§ **Given records**
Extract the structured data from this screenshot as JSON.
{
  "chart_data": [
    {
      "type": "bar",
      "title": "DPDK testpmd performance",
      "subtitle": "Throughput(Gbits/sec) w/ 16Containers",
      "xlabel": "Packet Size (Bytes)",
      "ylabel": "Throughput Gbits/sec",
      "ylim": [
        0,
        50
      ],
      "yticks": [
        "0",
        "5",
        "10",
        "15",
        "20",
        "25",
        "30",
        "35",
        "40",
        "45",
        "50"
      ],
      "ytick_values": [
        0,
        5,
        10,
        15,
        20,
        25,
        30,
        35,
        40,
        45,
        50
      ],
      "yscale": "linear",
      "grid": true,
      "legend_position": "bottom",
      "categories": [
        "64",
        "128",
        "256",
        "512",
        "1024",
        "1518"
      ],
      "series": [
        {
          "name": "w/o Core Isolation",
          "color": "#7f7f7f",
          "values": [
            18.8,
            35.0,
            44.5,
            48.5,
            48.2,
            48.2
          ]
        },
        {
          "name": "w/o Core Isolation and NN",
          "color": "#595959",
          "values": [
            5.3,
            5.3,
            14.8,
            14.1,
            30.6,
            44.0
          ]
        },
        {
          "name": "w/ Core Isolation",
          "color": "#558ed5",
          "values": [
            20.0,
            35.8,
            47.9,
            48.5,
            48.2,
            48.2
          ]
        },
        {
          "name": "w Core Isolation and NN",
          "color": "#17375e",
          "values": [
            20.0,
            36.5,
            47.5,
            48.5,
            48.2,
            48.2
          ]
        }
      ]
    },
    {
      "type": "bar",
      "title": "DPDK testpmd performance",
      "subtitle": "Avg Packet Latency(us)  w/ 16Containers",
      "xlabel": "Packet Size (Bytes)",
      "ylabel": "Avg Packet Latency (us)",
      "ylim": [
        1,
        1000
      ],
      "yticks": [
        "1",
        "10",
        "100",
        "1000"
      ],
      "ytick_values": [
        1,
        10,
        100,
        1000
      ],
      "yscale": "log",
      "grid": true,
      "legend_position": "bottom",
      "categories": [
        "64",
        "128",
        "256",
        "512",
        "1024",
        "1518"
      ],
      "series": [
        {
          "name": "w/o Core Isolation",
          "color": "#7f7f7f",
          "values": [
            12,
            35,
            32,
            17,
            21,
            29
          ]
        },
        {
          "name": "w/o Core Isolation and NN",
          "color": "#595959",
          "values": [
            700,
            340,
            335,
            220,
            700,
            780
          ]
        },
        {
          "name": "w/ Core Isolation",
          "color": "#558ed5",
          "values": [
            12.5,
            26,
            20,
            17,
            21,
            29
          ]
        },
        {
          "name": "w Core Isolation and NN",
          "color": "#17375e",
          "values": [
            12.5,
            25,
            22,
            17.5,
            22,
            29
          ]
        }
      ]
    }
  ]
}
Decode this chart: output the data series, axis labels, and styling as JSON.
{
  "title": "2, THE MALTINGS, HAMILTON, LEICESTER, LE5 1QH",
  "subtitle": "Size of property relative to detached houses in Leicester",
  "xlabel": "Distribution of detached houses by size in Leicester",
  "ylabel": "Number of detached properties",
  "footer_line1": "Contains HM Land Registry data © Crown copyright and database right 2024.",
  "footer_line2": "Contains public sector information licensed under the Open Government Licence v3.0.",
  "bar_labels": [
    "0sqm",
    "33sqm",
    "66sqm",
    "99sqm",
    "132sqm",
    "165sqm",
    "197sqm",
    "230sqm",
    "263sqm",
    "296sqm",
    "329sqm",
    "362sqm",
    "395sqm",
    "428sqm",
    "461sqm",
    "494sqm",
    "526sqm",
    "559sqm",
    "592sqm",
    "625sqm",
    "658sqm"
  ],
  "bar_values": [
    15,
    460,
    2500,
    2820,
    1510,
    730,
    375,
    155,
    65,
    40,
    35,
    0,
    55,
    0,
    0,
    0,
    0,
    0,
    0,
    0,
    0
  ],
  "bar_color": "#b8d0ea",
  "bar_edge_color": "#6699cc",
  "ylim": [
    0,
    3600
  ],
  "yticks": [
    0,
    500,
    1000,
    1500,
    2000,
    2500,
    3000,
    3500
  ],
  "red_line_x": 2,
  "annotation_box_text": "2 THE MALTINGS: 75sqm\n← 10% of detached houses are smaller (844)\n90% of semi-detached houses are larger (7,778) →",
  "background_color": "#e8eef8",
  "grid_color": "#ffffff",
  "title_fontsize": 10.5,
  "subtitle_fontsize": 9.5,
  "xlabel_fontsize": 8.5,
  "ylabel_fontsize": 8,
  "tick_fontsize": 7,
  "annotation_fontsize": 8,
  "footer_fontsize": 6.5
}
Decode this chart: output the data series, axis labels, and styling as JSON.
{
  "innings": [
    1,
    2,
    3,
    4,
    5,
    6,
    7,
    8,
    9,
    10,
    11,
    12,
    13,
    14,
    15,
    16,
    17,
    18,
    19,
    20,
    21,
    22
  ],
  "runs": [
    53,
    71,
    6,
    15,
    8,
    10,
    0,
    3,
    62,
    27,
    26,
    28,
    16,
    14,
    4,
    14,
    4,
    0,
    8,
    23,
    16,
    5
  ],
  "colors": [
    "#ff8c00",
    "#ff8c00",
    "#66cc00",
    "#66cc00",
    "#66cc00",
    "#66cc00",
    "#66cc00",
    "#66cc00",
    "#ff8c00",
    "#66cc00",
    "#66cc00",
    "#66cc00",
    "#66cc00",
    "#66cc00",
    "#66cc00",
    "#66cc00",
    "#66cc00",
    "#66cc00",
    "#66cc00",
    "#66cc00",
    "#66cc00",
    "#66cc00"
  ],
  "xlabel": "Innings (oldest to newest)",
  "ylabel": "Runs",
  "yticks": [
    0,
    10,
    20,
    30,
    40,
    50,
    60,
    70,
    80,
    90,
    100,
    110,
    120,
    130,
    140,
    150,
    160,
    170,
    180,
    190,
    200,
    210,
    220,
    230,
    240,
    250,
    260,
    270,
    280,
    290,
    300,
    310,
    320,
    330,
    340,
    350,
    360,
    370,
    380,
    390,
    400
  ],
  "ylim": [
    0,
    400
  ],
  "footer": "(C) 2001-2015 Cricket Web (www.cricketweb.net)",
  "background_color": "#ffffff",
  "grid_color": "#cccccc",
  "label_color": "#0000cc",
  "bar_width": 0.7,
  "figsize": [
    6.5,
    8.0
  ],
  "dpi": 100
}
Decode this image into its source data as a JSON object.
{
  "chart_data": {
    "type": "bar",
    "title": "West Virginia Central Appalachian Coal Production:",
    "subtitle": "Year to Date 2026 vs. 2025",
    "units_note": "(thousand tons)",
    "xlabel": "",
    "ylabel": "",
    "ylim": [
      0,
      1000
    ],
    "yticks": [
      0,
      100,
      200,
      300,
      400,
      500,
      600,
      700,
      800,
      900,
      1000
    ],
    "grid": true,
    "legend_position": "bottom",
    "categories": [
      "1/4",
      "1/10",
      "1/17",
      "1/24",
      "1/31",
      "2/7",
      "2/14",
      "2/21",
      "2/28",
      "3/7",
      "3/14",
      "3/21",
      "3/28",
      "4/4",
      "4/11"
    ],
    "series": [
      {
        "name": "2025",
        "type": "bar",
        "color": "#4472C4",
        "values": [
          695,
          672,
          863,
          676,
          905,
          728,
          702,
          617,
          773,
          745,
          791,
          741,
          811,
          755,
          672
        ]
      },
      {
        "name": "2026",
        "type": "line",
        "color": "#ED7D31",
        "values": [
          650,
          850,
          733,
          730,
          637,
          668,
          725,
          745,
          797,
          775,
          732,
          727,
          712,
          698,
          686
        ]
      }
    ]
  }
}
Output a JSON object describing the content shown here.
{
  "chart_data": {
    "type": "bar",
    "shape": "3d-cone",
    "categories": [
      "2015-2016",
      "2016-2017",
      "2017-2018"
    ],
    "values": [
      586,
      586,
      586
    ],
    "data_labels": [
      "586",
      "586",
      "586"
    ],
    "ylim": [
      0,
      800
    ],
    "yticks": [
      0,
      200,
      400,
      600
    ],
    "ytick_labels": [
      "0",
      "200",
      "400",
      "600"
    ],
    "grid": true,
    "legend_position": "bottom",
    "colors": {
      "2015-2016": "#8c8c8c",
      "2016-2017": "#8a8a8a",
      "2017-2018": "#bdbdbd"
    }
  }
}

§ **Written problem**
Find the line that contains "Output a JSON". Repeat it and every line after it, exactly as written, up to and including the last line of the records above.

§ **Expected answer**
Output a JSON object describing the content shown here.
{
  "chart_data": {
    "type": "bar",
    "shape": "3d-cone",
    "categories": [
      "2015-2016",
      "2016-2017",
      "2017-2018"
    ],
    "values": [
      586,
      586,
      586
    ],
    "data_labels": [
      "586",
      "586",
      "586"
    ],
    "ylim": [
      0,
      800
    ],
    "yticks": [
      0,
      200,
      400,
      600
    ],
    "ytick_labels": [
      "0",
      "200",
      "400",
      "600"
    ],
    "grid": true,
    "legend_position": "bottom",
    "colors": {
      "2015-2016": "#8c8c8c",
      "2016-2017": "#8a8a8a",
      "2017-2018": "#bdbdbd"
    }
  }
}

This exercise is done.